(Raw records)
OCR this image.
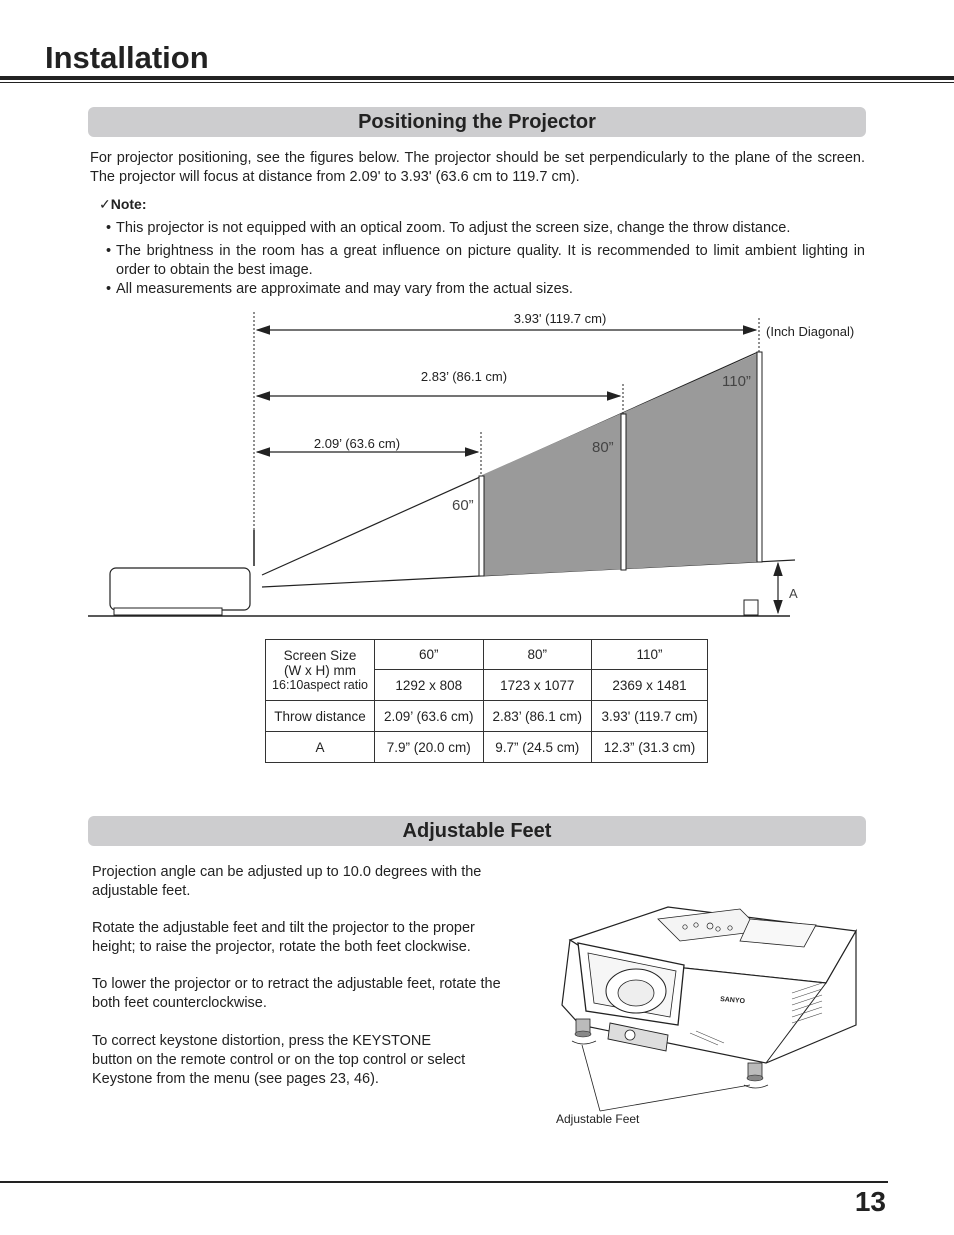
Installation
Positioning the Projector
For projector positioning, see the figures below. The projector should be set perpendicularly to the plane of the screen. The projector will focus at distance from 2.09' to 3.93' (63.6 cm to 119.7 cm).
✓Note:
• This projector is not equipped with an optical zoom. To adjust the screen size, change the throw distance.
• The brightness in the room has a great influence on picture quality. It is recommended to limit ambient lighting in order to obtain the best image.
• All measurements are approximate and may vary from the actual sizes.
3.93' (119.7 cm)
2.83’ (86.1 cm)
2.09’ (63.6 cm)
(Inch Diagonal)
110”
80”
60”
A
Screen Size
(W x H) mm
16:10aspect ratio	60”	80”	110”
	1292 x 808	1723 x 1077	2369 x 1481
Throw distance	2.09’ (63.6 cm)	2.83’ (86.1 cm)	3.93' (119.7 cm)
A	7.9” (20.0 cm)	9.7” (24.5 cm)	12.3” (31.3 cm)
Adjustable Feet
Projection angle can be adjusted up to 10.0 degrees with the adjustable feet.
Rotate the adjustable feet and tilt the projector to the proper height; to raise the projector, rotate the both feet clockwise.
To lower the projector or to retract the adjustable feet, rotate the both feet counterclockwise.
To correct keystone distortion, press the KEYSTONE
button on the remote control or on the top control or select
Keystone from the menu (see pages 23, 46).
SANYO
Adjustable Feet
13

TASK GOAL: Find all the lines containing "both" in the material, then copy them.

THE COMPLETED TASK:
Rotate the adjustable feet and tilt the projector to the proper height; to raise the projector, rotate the both feet clockwise.
To lower the projector or to retract the adjustable feet, rotate the both feet counterclockwise.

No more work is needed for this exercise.